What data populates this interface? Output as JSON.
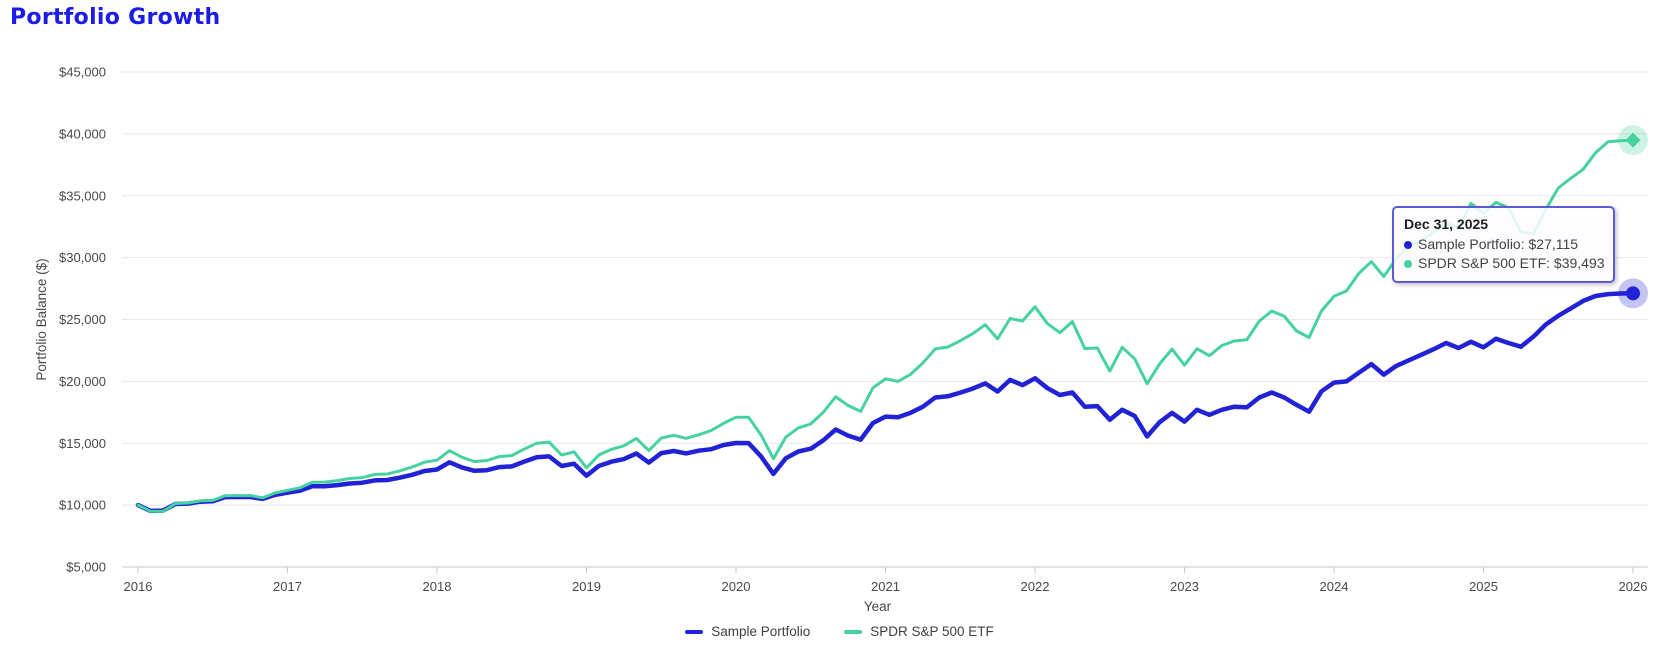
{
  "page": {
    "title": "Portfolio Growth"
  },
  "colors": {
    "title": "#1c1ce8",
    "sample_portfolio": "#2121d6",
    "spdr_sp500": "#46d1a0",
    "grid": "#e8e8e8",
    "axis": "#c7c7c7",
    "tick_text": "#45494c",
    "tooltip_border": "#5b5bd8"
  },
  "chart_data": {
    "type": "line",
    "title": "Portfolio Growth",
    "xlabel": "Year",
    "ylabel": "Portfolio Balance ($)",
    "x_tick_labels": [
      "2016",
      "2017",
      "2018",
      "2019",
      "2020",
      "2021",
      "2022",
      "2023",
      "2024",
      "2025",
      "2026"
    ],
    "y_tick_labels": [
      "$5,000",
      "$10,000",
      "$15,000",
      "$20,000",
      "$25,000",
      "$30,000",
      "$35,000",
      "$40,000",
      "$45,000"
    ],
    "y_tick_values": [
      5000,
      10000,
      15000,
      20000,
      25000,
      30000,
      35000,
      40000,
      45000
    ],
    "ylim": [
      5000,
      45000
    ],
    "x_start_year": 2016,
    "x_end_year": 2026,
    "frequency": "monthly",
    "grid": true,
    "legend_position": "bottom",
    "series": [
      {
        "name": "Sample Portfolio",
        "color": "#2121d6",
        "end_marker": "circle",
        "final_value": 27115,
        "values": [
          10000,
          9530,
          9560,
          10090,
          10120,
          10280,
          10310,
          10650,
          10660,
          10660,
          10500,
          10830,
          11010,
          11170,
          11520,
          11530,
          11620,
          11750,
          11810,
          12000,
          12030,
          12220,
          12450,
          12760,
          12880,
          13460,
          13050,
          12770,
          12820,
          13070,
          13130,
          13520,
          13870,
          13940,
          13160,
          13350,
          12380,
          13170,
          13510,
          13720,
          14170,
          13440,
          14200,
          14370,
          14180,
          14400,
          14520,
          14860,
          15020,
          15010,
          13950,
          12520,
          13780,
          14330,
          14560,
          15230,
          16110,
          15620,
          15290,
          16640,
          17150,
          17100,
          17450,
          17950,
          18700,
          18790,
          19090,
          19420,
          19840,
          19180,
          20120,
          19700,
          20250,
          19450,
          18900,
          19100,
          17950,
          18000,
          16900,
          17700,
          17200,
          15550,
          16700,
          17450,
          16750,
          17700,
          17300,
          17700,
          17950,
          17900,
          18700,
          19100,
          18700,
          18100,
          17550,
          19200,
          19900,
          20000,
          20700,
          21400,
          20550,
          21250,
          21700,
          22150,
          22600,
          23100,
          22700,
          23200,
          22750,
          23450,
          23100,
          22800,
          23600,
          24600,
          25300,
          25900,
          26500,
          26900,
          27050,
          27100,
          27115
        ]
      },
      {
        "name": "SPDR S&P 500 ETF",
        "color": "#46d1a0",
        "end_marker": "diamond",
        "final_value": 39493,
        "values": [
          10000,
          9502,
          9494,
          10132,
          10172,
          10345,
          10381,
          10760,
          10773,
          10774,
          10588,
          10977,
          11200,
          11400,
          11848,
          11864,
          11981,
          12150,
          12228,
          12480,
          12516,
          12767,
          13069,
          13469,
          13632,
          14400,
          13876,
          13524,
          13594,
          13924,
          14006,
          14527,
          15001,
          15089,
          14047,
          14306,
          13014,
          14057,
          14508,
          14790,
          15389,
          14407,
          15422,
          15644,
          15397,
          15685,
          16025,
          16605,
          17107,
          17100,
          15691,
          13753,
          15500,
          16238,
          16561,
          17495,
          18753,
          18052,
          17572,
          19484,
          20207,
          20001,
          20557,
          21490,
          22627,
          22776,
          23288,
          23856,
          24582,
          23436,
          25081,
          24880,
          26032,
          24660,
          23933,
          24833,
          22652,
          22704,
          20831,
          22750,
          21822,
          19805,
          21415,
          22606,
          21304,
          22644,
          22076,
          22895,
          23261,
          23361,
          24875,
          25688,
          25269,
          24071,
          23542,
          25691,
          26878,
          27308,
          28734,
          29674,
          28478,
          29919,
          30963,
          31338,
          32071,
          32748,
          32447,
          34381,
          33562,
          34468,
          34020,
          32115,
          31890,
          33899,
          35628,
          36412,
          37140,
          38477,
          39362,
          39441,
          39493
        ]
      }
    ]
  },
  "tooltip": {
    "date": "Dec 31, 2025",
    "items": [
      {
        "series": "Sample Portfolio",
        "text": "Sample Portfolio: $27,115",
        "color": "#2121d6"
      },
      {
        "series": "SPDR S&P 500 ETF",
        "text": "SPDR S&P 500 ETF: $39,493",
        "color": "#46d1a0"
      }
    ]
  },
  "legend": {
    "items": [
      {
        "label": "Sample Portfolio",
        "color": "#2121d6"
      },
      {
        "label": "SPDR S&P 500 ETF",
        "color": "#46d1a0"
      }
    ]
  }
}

.....

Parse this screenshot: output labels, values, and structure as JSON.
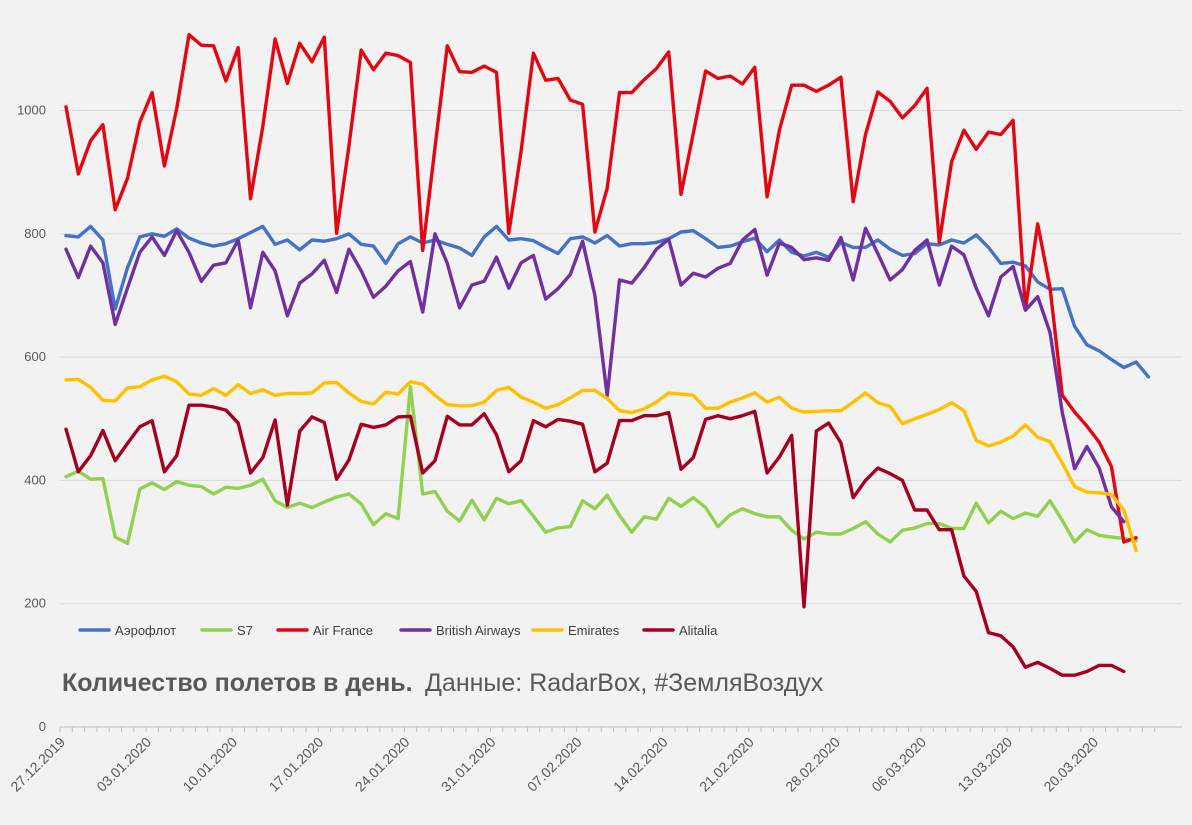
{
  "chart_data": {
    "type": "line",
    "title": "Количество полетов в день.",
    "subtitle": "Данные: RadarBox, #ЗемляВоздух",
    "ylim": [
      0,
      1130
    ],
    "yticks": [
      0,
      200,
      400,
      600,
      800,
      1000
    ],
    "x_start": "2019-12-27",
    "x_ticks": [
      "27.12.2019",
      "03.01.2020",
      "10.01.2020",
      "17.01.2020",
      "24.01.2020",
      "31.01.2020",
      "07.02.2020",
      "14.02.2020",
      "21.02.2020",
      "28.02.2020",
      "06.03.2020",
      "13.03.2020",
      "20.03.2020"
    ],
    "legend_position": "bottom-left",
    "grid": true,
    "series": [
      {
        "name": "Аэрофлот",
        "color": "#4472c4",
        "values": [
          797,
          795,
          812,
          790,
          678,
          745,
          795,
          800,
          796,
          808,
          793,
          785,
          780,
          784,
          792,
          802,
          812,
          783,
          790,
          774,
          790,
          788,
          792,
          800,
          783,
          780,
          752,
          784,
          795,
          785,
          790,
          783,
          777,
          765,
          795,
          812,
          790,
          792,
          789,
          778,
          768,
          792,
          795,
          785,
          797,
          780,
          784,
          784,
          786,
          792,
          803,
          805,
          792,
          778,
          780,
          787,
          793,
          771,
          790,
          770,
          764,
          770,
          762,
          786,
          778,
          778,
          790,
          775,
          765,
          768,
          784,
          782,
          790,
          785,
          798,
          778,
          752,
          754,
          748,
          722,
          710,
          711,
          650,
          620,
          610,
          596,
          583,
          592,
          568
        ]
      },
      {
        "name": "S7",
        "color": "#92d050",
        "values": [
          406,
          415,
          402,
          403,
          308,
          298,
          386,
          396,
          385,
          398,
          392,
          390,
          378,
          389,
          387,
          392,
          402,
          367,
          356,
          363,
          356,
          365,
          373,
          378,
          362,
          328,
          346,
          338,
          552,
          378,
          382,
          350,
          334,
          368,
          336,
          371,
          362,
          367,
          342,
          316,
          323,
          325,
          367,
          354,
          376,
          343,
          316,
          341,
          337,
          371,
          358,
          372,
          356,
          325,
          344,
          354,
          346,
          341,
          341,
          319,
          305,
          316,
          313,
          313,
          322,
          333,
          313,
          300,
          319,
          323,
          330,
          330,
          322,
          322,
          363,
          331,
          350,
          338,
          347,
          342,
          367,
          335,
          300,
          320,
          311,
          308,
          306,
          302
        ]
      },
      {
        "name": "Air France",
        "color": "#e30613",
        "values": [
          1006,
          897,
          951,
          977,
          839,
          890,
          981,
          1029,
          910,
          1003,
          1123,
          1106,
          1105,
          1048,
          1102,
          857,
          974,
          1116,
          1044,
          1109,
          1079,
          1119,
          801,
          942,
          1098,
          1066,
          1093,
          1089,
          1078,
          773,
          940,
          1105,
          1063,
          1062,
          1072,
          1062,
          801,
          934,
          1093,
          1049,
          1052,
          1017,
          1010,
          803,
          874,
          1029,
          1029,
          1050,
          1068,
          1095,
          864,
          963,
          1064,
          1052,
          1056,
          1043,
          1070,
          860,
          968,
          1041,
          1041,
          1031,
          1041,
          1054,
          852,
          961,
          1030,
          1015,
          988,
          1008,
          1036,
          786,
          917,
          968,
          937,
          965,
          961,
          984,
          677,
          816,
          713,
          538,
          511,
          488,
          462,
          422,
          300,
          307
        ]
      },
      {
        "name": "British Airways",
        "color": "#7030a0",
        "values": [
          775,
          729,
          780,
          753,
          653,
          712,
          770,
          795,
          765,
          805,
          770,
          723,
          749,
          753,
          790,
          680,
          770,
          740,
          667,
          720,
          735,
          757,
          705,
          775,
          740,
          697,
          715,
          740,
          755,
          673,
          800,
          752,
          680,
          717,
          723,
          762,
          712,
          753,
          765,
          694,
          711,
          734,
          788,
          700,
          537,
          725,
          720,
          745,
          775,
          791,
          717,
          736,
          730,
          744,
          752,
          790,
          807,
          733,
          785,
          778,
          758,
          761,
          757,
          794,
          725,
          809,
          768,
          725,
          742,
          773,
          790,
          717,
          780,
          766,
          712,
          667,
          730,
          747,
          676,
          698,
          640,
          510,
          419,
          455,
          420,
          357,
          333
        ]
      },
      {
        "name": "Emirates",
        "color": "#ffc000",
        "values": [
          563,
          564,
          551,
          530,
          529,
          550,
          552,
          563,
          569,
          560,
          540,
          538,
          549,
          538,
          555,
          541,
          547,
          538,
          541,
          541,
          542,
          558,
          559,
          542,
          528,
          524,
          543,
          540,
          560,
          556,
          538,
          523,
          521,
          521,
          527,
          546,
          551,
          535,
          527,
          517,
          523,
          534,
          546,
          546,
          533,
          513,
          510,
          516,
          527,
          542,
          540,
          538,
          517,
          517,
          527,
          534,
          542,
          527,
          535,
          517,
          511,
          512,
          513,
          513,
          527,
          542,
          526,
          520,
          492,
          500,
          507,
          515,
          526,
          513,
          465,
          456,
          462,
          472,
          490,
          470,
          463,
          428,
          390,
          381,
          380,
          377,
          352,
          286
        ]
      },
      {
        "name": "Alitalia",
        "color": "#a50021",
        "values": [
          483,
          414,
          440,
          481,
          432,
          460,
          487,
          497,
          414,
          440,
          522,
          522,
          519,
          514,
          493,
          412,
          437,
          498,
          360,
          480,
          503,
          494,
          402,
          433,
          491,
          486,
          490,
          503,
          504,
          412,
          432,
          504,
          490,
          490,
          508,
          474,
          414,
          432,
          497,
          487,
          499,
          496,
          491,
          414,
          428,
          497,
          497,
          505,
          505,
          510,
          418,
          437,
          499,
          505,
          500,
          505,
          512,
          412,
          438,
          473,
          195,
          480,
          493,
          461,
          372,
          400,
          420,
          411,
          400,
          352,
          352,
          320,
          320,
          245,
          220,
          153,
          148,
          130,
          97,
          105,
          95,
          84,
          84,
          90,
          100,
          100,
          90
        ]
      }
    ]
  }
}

.....

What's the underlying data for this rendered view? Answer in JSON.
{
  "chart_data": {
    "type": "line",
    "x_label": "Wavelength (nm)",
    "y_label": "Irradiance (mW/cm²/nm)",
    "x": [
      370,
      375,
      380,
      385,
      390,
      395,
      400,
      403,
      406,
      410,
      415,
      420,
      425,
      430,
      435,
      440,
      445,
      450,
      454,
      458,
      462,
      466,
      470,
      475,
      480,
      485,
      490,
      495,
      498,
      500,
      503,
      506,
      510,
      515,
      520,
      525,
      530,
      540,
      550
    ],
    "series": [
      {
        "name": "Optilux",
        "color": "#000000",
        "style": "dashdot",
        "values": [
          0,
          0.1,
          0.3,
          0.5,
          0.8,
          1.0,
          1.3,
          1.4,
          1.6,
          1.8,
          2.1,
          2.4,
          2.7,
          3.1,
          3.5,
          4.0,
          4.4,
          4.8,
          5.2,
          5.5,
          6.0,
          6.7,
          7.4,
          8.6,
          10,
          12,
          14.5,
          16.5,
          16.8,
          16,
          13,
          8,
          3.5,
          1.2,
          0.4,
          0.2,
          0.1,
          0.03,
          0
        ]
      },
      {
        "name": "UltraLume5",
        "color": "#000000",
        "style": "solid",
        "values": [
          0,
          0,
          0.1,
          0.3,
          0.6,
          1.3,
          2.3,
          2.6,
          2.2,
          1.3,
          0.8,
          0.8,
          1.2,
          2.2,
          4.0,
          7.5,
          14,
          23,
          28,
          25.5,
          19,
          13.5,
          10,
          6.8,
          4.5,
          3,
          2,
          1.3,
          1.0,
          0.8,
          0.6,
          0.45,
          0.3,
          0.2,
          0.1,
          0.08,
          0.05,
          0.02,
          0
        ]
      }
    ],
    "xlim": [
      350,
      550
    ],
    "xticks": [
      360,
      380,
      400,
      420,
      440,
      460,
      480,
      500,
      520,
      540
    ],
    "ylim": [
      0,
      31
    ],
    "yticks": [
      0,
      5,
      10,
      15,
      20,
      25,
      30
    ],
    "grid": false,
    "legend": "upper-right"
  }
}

.....

* _Task instructions_:
Gather up the lines that contain the word "this".

* _The completed task_:
What data populates this interface? Output as JSON.
Parse this screenshot: output labels, values, and structure as JSON.
What's the underlying data for this rendered view? Answer in JSON.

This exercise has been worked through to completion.